— begin —
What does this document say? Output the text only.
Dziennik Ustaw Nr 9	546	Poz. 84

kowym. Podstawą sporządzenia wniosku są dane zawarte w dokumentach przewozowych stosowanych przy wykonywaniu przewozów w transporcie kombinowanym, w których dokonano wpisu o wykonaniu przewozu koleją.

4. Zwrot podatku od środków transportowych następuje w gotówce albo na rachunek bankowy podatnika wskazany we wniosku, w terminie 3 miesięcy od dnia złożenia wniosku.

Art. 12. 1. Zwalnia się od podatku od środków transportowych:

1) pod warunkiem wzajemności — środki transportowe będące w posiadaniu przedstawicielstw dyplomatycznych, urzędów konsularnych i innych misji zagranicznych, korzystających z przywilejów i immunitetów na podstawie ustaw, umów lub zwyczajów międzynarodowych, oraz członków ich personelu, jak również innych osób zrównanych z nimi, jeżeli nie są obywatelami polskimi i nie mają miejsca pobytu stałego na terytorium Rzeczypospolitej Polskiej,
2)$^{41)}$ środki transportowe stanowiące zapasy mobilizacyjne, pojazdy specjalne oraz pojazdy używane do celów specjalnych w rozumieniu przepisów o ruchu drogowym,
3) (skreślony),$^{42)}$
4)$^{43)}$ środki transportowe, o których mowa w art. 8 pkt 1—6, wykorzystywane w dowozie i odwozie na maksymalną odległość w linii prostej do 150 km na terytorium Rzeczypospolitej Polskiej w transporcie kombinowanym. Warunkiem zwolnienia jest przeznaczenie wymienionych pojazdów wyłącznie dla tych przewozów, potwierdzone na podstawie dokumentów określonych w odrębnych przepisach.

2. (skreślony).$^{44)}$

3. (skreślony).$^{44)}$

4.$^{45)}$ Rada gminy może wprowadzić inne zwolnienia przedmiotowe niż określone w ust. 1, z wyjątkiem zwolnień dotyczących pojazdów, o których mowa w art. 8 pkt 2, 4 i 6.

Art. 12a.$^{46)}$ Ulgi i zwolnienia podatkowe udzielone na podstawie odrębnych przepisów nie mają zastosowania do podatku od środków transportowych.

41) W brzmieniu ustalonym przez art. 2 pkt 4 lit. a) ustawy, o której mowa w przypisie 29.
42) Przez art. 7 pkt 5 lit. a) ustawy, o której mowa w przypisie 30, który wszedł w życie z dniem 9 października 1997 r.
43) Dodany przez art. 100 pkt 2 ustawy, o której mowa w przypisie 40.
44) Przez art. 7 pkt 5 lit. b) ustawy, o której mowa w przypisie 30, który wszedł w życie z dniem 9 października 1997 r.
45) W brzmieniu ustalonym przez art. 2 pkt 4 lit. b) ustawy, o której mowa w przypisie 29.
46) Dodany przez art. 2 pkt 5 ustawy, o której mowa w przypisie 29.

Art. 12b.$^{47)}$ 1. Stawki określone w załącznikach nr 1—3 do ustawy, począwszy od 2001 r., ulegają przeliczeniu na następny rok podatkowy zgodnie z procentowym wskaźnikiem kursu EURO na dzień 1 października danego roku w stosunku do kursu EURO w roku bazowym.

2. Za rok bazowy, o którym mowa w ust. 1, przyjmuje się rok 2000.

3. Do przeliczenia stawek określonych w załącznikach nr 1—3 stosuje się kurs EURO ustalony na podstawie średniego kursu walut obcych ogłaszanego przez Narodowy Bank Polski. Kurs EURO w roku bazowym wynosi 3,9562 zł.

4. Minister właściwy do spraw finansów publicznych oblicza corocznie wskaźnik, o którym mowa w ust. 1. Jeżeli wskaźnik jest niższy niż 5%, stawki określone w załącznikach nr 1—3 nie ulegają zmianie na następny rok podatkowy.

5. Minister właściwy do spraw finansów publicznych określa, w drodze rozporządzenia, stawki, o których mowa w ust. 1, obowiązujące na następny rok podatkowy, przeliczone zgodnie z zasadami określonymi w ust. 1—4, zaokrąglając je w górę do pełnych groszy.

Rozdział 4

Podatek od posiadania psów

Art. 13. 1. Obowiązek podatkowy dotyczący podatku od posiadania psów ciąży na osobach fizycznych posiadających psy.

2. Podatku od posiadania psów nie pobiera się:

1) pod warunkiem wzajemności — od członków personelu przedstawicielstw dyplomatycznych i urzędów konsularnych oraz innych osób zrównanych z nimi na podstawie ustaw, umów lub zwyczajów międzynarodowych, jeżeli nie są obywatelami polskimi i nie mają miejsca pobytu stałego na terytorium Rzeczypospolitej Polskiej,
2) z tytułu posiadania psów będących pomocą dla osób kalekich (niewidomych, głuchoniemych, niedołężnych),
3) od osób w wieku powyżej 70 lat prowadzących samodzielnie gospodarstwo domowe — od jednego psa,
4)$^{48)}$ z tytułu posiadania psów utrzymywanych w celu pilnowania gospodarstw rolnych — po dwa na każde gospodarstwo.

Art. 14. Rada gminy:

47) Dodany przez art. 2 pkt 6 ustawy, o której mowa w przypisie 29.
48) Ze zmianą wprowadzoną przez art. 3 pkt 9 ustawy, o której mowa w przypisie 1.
— end —
:: EXERCISE DETAILS ::
Say how many lines in the records above hold "życie", and give no other text.

:: REPLY ::
2